*What the exercise asks:*
Print everything from the line containing "x-tick-label: 2006: [253, 393, 286, 410]" down to the line containing "x-tick-label: 2010: [677, 393, 710, 410]", unchanged.

Source records
━━━━━━━━━━━━━━━━━━━━

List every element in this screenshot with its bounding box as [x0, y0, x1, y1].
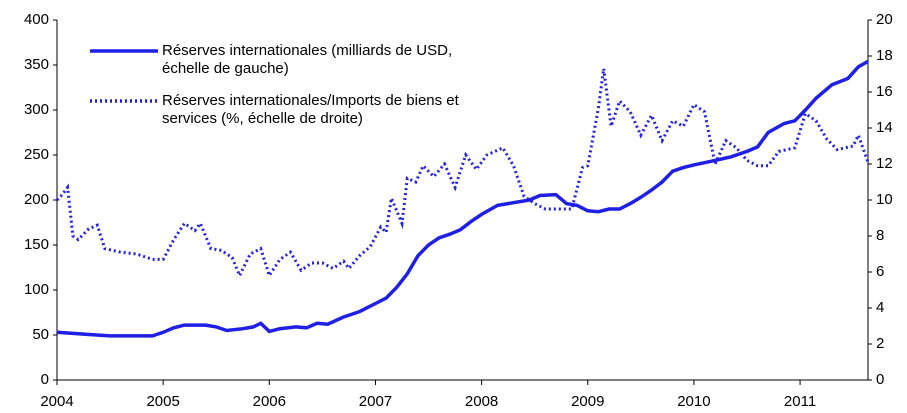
x-tick-label: 2006: [253, 393, 286, 410]
legend-label: Réserves internationales/Imports de bien…: [162, 92, 459, 127]
y2-tick-label: 16: [876, 83, 893, 100]
legend-label: Réserves internationales (milliards de U…: [162, 42, 453, 77]
y-tick-label: 200: [24, 191, 49, 208]
x-tick-label: 2005: [146, 393, 179, 410]
x-tick-label: 2004: [40, 393, 73, 410]
y-tick-label: 400: [24, 11, 49, 28]
x-tick-label: 2008: [465, 393, 498, 410]
y2-tick-label: 2: [876, 335, 884, 352]
y2-tick-label: 14: [876, 119, 893, 136]
y-tick-label: 300: [24, 101, 49, 118]
y-tick-label: 250: [24, 146, 49, 163]
y2-tick-label: 8: [876, 227, 884, 244]
y-tick-label: 150: [24, 236, 49, 253]
y2-tick-label: 10: [876, 191, 893, 208]
line: [56, 59, 869, 338]
y-tick-label: 50: [32, 326, 49, 343]
y-tick-label: 350: [24, 56, 49, 73]
y2-tick-label: 0: [876, 371, 884, 388]
y2-tick-label: 20: [876, 11, 893, 28]
y2-tick-label: 6: [876, 263, 884, 280]
x-tick-label: 2007: [359, 393, 392, 410]
y2-tick-label: 4: [876, 299, 884, 316]
y-tick-label: 100: [24, 281, 49, 298]
y2-tick-label: 18: [876, 47, 893, 64]
y-tick-label: 0: [41, 371, 49, 388]
y2-tick-label: 12: [876, 155, 893, 172]
x-tick-label: 2009: [571, 393, 604, 410]
x-tick-label: 2011: [784, 393, 816, 410]
x-tick-label: 2010: [677, 393, 710, 410]
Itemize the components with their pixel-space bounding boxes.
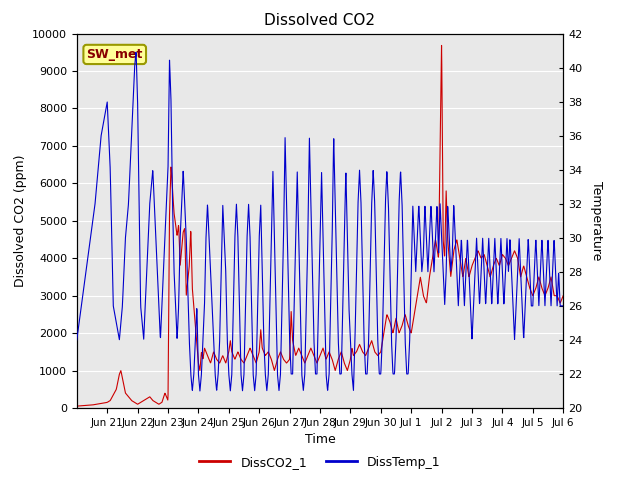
Legend: DissCO2_1, DissTemp_1: DissCO2_1, DissTemp_1 xyxy=(194,451,446,474)
Y-axis label: Temperature: Temperature xyxy=(590,181,603,261)
Y-axis label: Dissolved CO2 (ppm): Dissolved CO2 (ppm) xyxy=(13,155,26,287)
X-axis label: Time: Time xyxy=(305,433,335,446)
Title: Dissolved CO2: Dissolved CO2 xyxy=(264,13,376,28)
Text: SW_met: SW_met xyxy=(86,48,143,61)
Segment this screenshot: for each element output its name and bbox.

━━━━━━━━━━━━━━━━━━━━

*Response:*
x-tick-label: 2006: [253, 393, 286, 410]
legend-label: Réserves internationales/Imports de bien…: [162, 92, 459, 127]
y2-tick-label: 16: [876, 83, 893, 100]
legend-label: Réserves internationales (milliards de U…: [162, 42, 453, 77]
y-tick-label: 200: [24, 191, 49, 208]
x-tick-label: 2005: [146, 393, 179, 410]
x-tick-label: 2004: [40, 393, 73, 410]
y-tick-label: 400: [24, 11, 49, 28]
x-tick-label: 2008: [465, 393, 498, 410]
y2-tick-label: 2: [876, 335, 884, 352]
y2-tick-label: 14: [876, 119, 893, 136]
y-tick-label: 300: [24, 101, 49, 118]
y-tick-label: 250: [24, 146, 49, 163]
y2-tick-label: 8: [876, 227, 884, 244]
y-tick-label: 150: [24, 236, 49, 253]
y2-tick-label: 10: [876, 191, 893, 208]
line: [56, 59, 869, 338]
y-tick-label: 50: [32, 326, 49, 343]
y-tick-label: 350: [24, 56, 49, 73]
y2-tick-label: 0: [876, 371, 884, 388]
y2-tick-label: 20: [876, 11, 893, 28]
y2-tick-label: 6: [876, 263, 884, 280]
x-tick-label: 2007: [359, 393, 392, 410]
y2-tick-label: 4: [876, 299, 884, 316]
y-tick-label: 100: [24, 281, 49, 298]
y2-tick-label: 18: [876, 47, 893, 64]
y-tick-label: 0: [41, 371, 49, 388]
y2-tick-label: 12: [876, 155, 893, 172]
x-tick-label: 2009: [571, 393, 604, 410]
x-tick-label: 2011: [784, 393, 816, 410]
x-tick-label: 2010: [677, 393, 710, 410]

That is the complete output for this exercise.